REQUIRED TASK:
Return the material word for word. Do not include pictures.

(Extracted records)
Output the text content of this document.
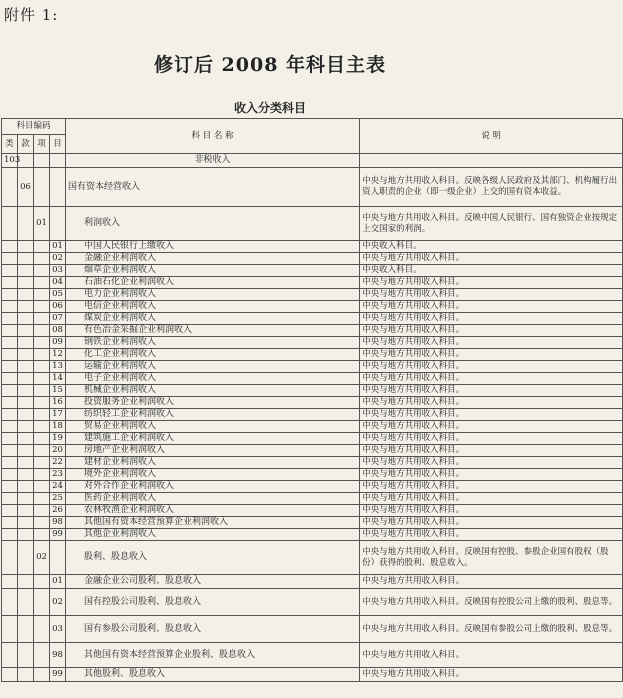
附件 1:
修订后 2008 年科目主表
收入分类科目
科目编码				科 目 名 称	说 明
类	款	项	目		
103				非税收入	
	06			国有资本经营收入	中央与地方共用收入科目。反映各级人民政府及其部门、机构履行出资人职责的企业（即一级企业）上交的国有资本收益。
		01		利润收入	中央与地方共用收入科目。反映中国人民银行、国有独资企业按规定上交国家的利润。
			01	中国人民银行上缴收入	中央收入科目。
			02	金融企业利润收入	中央与地方共用收入科目。
			03	烟草企业利润收入	中央收入科目。
			04	石油石化企业利润收入	中央与地方共用收入科目。
			05	电力企业利润收入	中央与地方共用收入科目。
			06	电信企业利润收入	中央与地方共用收入科目。
			07	煤炭企业利润收入	中央与地方共用收入科目。
			08	有色冶金采掘企业利润收入	中央与地方共用收入科目。
			09	钢铁企业利润收入	中央与地方共用收入科目。
			12	化工企业利润收入	中央与地方共用收入科目。
			13	运输企业利润收入	中央与地方共用收入科目。
			14	电子企业利润收入	中央与地方共用收入科目。
			15	机械企业利润收入	中央与地方共用收入科目。
			16	投资服务企业利润收入	中央与地方共用收入科目。
			17	纺织轻工企业利润收入	中央与地方共用收入科目。
			18	贸易企业利润收入	中央与地方共用收入科目。
			19	建筑施工企业利润收入	中央与地方共用收入科目。
			20	房地产企业利润收入	中央与地方共用收入科目。
			22	建材企业利润收入	中央与地方共用收入科目。
			23	境外企业利润收入	中央与地方共用收入科目。
			24	对外合作企业利润收入	中央与地方共用收入科目。
			25	医药企业利润收入	中央与地方共用收入科目。
			26	农林牧渔企业利润收入	中央与地方共用收入科目。
			98	其他国有资本经营预算企业利润收入	中央与地方共用收入科目。
			99	其他企业利润收入	中央与地方共用收入科目。
		02		股利、股息收入	中央与地方共用收入科目。反映国有控股、参股企业国有股权（股份）获得的股利、股息收入。
			01	金融企业公司股利、股息收入	中央与地方共用收入科目。
			02	国有控股公司股利、股息收入	中央与地方共用收入科目。反映国有控股公司上缴的股利、股息等。
			03	国有参股公司股利、股息收入	中央与地方共用收入科目。反映国有参股公司上缴的股利、股息等。
			98	其他国有资本经营预算企业股利、股息收入	中央与地方共用收入科目。
			99	其他股利、股息收入	中央与地方共用收入科目。
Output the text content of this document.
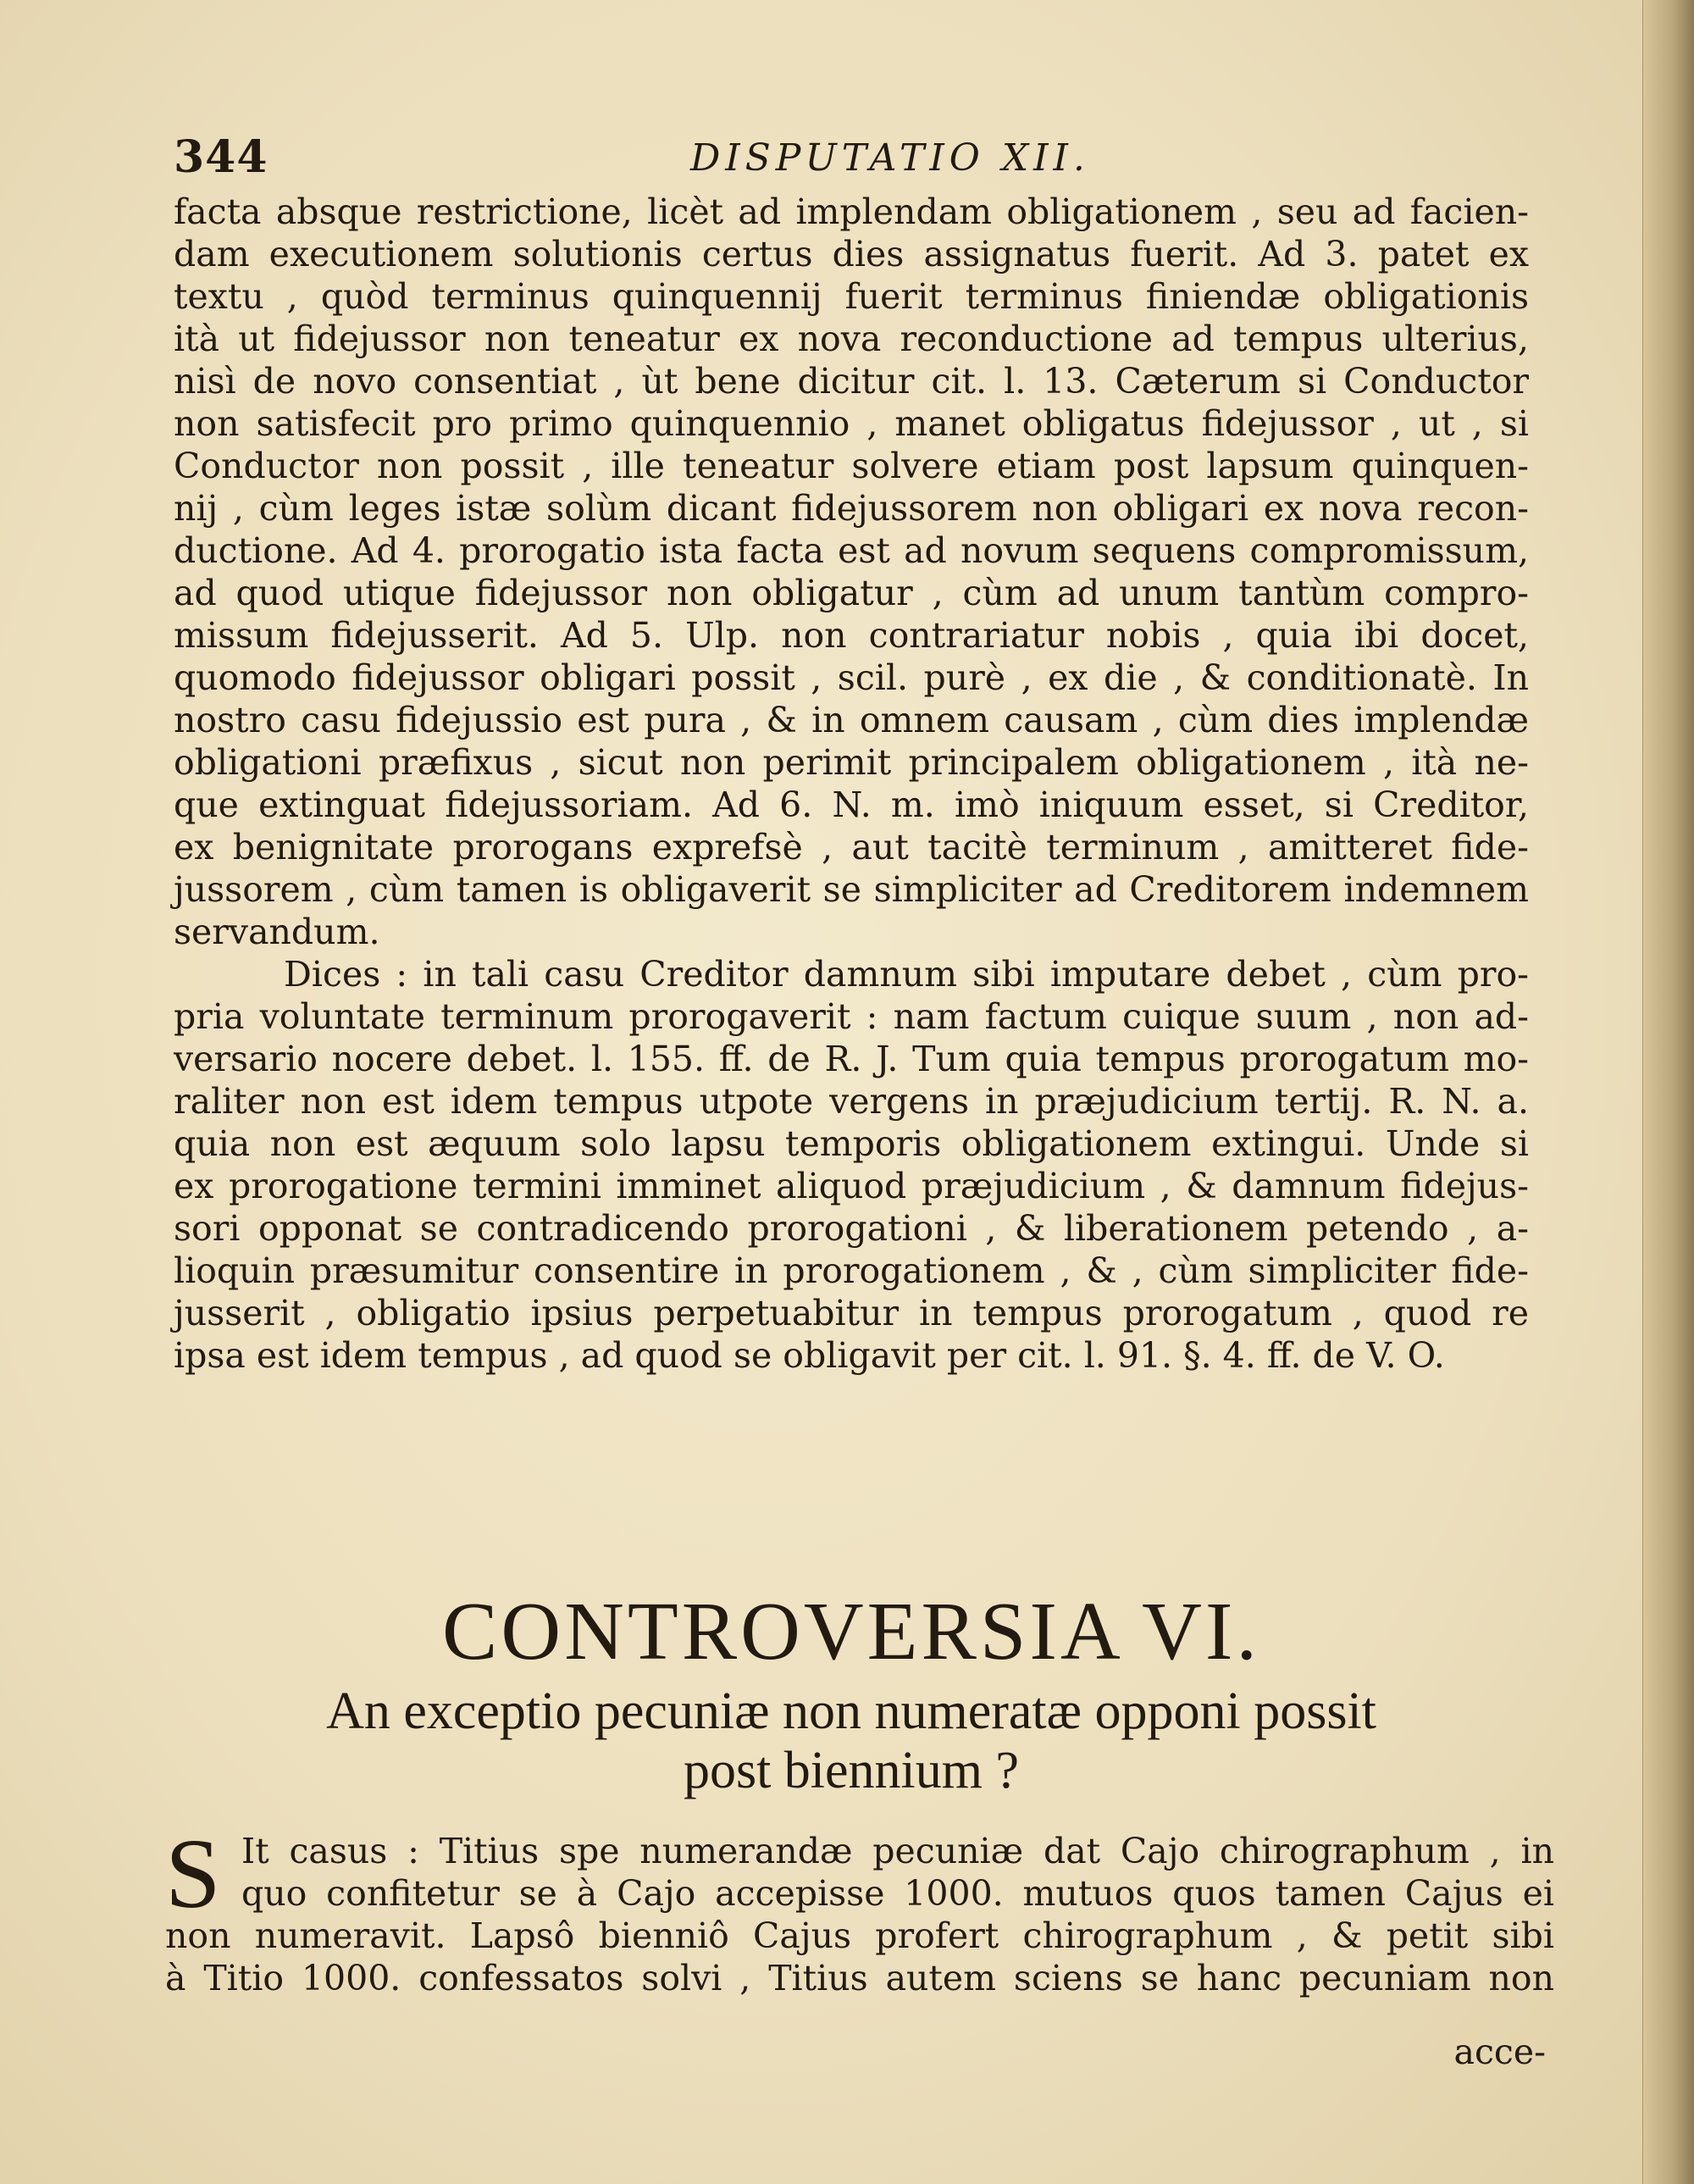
344	DISPUTATIO XII.
facta absque restrictione, licèt ad implendam obligationem , seu ad facien-
dam executionem solutionis certus dies assignatus fuerit. Ad 3. patet ex
textu , quòd terminus quinquennij fuerit terminus finiendæ obligationis
ità ut fidejussor non teneatur ex nova reconductione ad tempus ulterius,
nisì de novo consentiat , ùt bene dicitur cit. l. 13. Cæterum si Conductor
non satisfecit pro primo quinquennio , manet obligatus fidejussor , ut , si
Conductor non possit , ille teneatur solvere etiam post lapsum quinquen-
nij , cùm leges istæ solùm dicant fidejussorem non obligari ex nova recon-
ductione. Ad 4. prorogatio ista facta est ad novum sequens compromissum,
ad quod utique fidejussor non obligatur , cùm ad unum tantùm compro-
missum fidejusserit. Ad 5. Ulp. non contrariatur nobis , quia ibi docet,
quomodo fidejussor obligari possit , scil. purè , ex die , & conditionatè. In
nostro casu fidejussio est pura , & in omnem causam , cùm dies implendæ
obligationi præfixus , sicut non perimit principalem obligationem , ità ne-
que extinguat fidejussoriam. Ad 6. N. m. imò iniquum esset, si Creditor,
ex benignitate prorogans exprefsè , aut tacitè terminum , amitteret fide-
jussorem , cùm tamen is obligaverit se simpliciter ad Creditorem indemnem
servandum.
Dices : in tali casu Creditor damnum sibi imputare debet , cùm pro-
pria voluntate terminum prorogaverit : nam factum cuique suum , non ad-
versario nocere debet. l. 155. ff. de R. J. Tum quia tempus prorogatum mo-
raliter non est idem tempus utpote vergens in præjudicium tertij. R. N. a.
quia non est æquum solo lapsu temporis obligationem extingui. Unde si
ex prorogatione termini imminet aliquod præjudicium , & damnum fidejus-
sori opponat se contradicendo prorogationi , & liberationem petendo , a-
lioquin præsumitur consentire in prorogationem , & , cùm simpliciter fide-
jusserit , obligatio ipsius perpetuabitur in tempus prorogatum , quod re
ipsa est idem tempus , ad quod se obligavit per cit. l. 91. §. 4. ff. de V. O.
CONTROVERSIA VI.
An exceptio pecuniæ non numeratæ opponi possit
post biennium ?
S It casus : Titius spe numerandæ pecuniæ dat Cajo chirographum , in
quo confitetur se à Cajo accepisse 1000. mutuos quos tamen Cajus ei
non numeravit. Lapsô bienniô Cajus profert chirographum , & petit sibi
à Titio 1000. confessatos solvi , Titius autem sciens se hanc pecuniam non
acce-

FULL OUTPUT:
Output the text content of this document.
附件 1:
修订后 2008 年科目主表
收入分类科目
科目编码				科 目 名 称	说 明
类	款	项	目		
103				非税收入	
	06			国有资本经营收入	中央与地方共用收入科目。反映各级人民政府及其部门、机构履行出资人职责的企业（即一级企业）上交的国有资本收益。
		01		利润收入	中央与地方共用收入科目。反映中国人民银行、国有独资企业按规定上交国家的利润。
			01	中国人民银行上缴收入	中央收入科目。
			02	金融企业利润收入	中央与地方共用收入科目。
			03	烟草企业利润收入	中央收入科目。
			04	石油石化企业利润收入	中央与地方共用收入科目。
			05	电力企业利润收入	中央与地方共用收入科目。
			06	电信企业利润收入	中央与地方共用收入科目。
			07	煤炭企业利润收入	中央与地方共用收入科目。
			08	有色冶金采掘企业利润收入	中央与地方共用收入科目。
			09	钢铁企业利润收入	中央与地方共用收入科目。
			12	化工企业利润收入	中央与地方共用收入科目。
			13	运输企业利润收入	中央与地方共用收入科目。
			14	电子企业利润收入	中央与地方共用收入科目。
			15	机械企业利润收入	中央与地方共用收入科目。
			16	投资服务企业利润收入	中央与地方共用收入科目。
			17	纺织轻工企业利润收入	中央与地方共用收入科目。
			18	贸易企业利润收入	中央与地方共用收入科目。
			19	建筑施工企业利润收入	中央与地方共用收入科目。
			20	房地产企业利润收入	中央与地方共用收入科目。
			22	建材企业利润收入	中央与地方共用收入科目。
			23	境外企业利润收入	中央与地方共用收入科目。
			24	对外合作企业利润收入	中央与地方共用收入科目。
			25	医药企业利润收入	中央与地方共用收入科目。
			26	农林牧渔企业利润收入	中央与地方共用收入科目。
			98	其他国有资本经营预算企业利润收入	中央与地方共用收入科目。
			99	其他企业利润收入	中央与地方共用收入科目。
		02		股利、股息收入	中央与地方共用收入科目。反映国有控股、参股企业国有股权（股份）获得的股利、股息收入。
			01	金融企业公司股利、股息收入	中央与地方共用收入科目。
			02	国有控股公司股利、股息收入	中央与地方共用收入科目。反映国有控股公司上缴的股利、股息等。
			03	国有参股公司股利、股息收入	中央与地方共用收入科目。反映国有参股公司上缴的股利、股息等。
			98	其他国有资本经营预算企业股利、股息收入	中央与地方共用收入科目。
			99	其他股利、股息收入	中央与地方共用收入科目。
Output the text content of this document.
344	DISPUTATIO XII.
facta absque restrictione, licèt ad implendam obligationem , seu ad facien-
dam executionem solutionis certus dies assignatus fuerit. Ad 3. patet ex
textu , quòd terminus quinquennij fuerit terminus finiendæ obligationis
ità ut fidejussor non teneatur ex nova reconductione ad tempus ulterius,
nisì de novo consentiat , ùt bene dicitur cit. l. 13. Cæterum si Conductor
non satisfecit pro primo quinquennio , manet obligatus fidejussor , ut , si
Conductor non possit , ille teneatur solvere etiam post lapsum quinquen-
nij , cùm leges istæ solùm dicant fidejussorem non obligari ex nova recon-
ductione. Ad 4. prorogatio ista facta est ad novum sequens compromissum,
ad quod utique fidejussor non obligatur , cùm ad unum tantùm compro-
missum fidejusserit. Ad 5. Ulp. non contrariatur nobis , quia ibi docet,
quomodo fidejussor obligari possit , scil. purè , ex die , & conditionatè. In
nostro casu fidejussio est pura , & in omnem causam , cùm dies implendæ
obligationi præfixus , sicut non perimit principalem obligationem , ità ne-
que extinguat fidejussoriam. Ad 6. N. m. imò iniquum esset, si Creditor,
ex benignitate prorogans exprefsè , aut tacitè terminum , amitteret fide-
jussorem , cùm tamen is obligaverit se simpliciter ad Creditorem indemnem
servandum.
Dices : in tali casu Creditor damnum sibi imputare debet , cùm pro-
pria voluntate terminum prorogaverit : nam factum cuique suum , non ad-
versario nocere debet. l. 155. ff. de R. J. Tum quia tempus prorogatum mo-
raliter non est idem tempus utpote vergens in præjudicium tertij. R. N. a.
quia non est æquum solo lapsu temporis obligationem extingui. Unde si
ex prorogatione termini imminet aliquod præjudicium , & damnum fidejus-
sori opponat se contradicendo prorogationi , & liberationem petendo , a-
lioquin præsumitur consentire in prorogationem , & , cùm simpliciter fide-
jusserit , obligatio ipsius perpetuabitur in tempus prorogatum , quod re
ipsa est idem tempus , ad quod se obligavit per cit. l. 91. §. 4. ff. de V. O.
CONTROVERSIA VI.
An exceptio pecuniæ non numeratæ opponi possit
post biennium ?
S It casus : Titius spe numerandæ pecuniæ dat Cajo chirographum , in
quo confitetur se à Cajo accepisse 1000. mutuos quos tamen Cajus ei
non numeravit. Lapsô bienniô Cajus profert chirographum , & petit sibi
à Titio 1000. confessatos solvi , Titius autem sciens se hanc pecuniam non
acce-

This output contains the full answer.